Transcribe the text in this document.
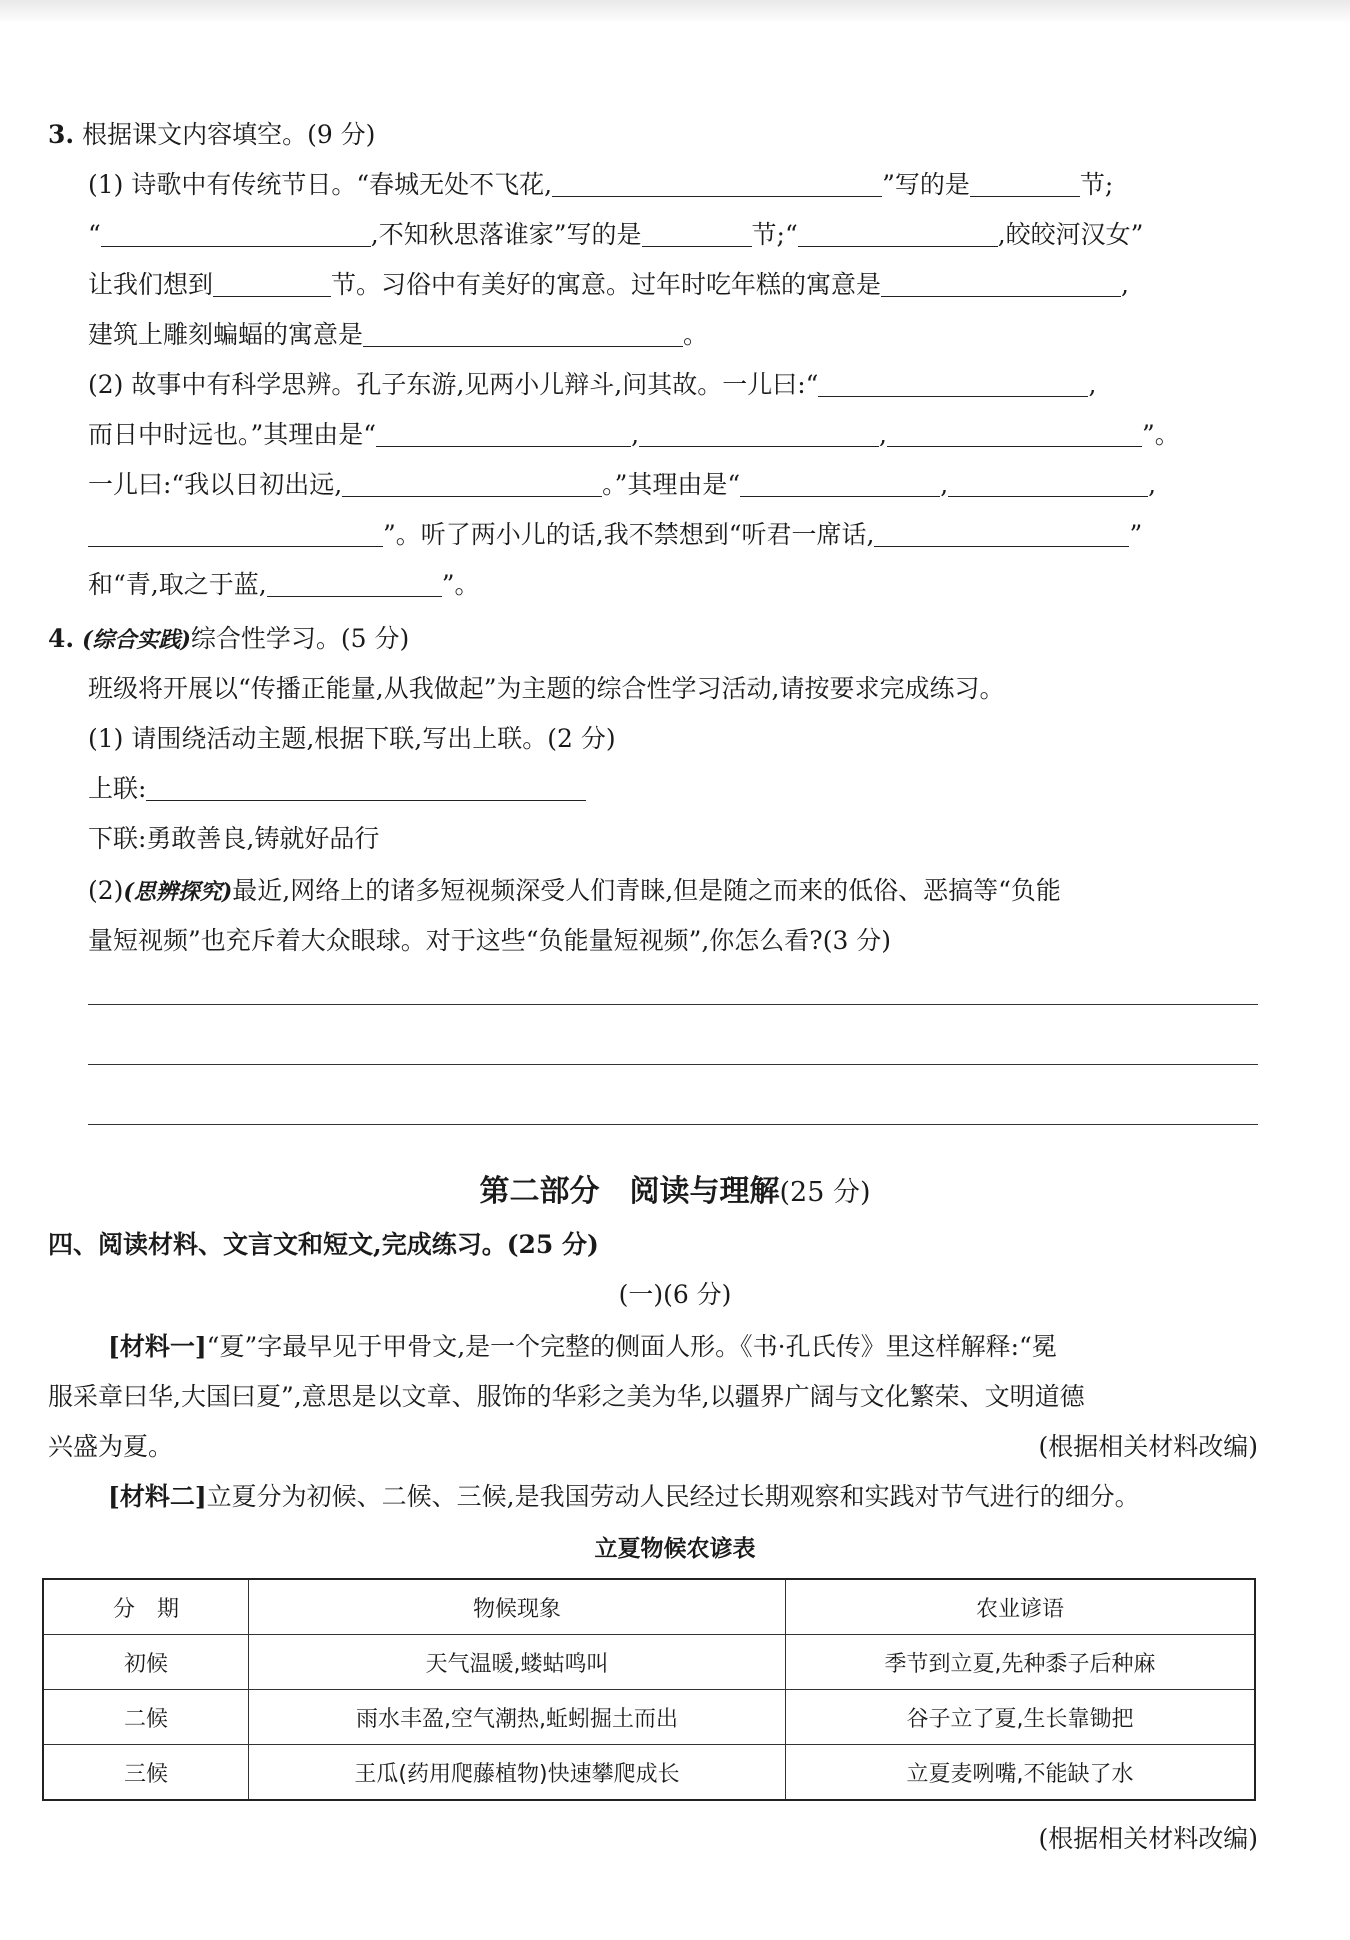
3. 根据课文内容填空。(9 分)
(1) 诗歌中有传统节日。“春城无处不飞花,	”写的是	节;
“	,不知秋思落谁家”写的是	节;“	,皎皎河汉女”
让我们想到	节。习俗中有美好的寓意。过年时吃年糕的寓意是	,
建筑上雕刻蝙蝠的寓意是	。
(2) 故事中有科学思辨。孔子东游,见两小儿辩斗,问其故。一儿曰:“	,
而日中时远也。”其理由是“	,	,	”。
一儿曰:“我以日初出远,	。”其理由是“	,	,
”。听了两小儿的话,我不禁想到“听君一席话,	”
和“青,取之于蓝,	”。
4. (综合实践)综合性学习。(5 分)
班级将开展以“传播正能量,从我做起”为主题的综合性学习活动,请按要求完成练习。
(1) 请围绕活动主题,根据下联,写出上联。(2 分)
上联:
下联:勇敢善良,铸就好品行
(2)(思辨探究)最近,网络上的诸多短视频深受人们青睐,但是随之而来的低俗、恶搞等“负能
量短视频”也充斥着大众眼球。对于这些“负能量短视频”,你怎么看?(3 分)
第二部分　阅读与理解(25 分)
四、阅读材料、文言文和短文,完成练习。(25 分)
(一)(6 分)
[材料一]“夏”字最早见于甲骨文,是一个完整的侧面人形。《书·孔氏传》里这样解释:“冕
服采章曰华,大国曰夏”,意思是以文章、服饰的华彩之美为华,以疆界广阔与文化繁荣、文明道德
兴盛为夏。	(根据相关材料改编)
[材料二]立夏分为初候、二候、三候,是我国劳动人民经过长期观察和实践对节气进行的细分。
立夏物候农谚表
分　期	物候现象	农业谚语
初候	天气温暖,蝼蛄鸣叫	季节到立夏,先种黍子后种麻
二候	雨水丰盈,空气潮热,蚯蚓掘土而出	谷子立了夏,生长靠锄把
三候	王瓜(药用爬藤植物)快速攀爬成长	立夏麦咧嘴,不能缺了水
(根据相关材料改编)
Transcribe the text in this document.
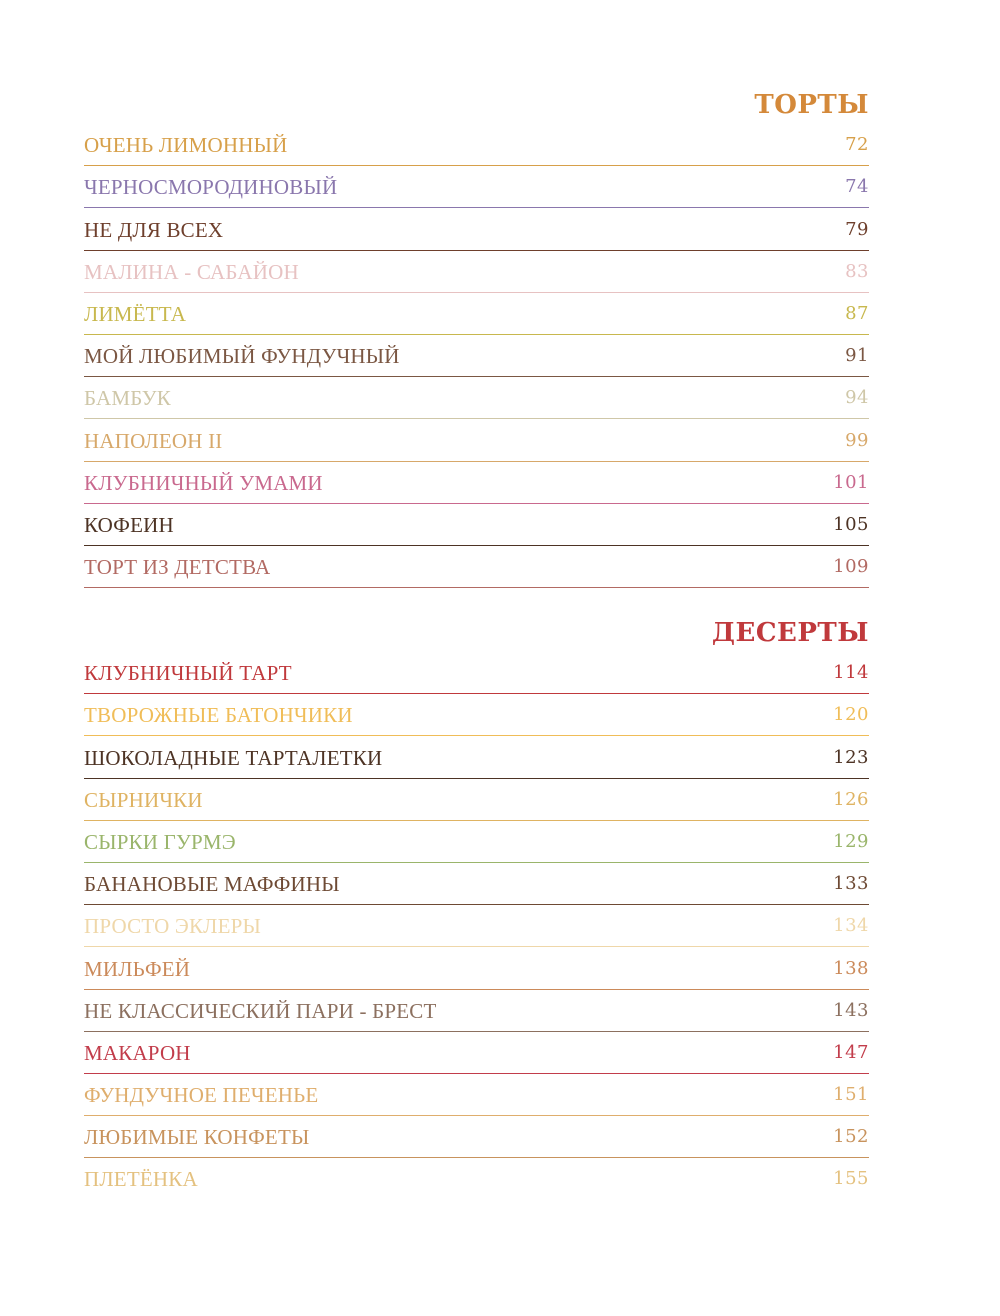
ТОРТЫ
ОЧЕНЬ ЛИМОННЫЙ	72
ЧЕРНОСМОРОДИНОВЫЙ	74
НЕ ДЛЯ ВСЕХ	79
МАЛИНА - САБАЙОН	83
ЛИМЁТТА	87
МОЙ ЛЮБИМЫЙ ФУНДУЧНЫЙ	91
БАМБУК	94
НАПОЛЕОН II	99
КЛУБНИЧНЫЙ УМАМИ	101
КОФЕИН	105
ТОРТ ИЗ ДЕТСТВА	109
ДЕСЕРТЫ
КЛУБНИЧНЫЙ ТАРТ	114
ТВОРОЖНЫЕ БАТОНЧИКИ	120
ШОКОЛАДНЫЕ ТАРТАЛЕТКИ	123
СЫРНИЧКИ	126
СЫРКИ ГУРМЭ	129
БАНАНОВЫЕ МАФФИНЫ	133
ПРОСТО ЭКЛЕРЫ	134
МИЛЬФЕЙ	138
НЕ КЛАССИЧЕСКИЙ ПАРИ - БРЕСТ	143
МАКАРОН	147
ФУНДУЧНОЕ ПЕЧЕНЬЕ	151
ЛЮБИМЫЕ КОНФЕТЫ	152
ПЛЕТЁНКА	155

· · · ·

→ Task description
Pull out all lines of the data with the string "КЛУБНИЧНЫЙ".

→ Exercise answer
КЛУБНИЧНЫЙ УМАМИ	101
КЛУБНИЧНЫЙ ТАРТ	114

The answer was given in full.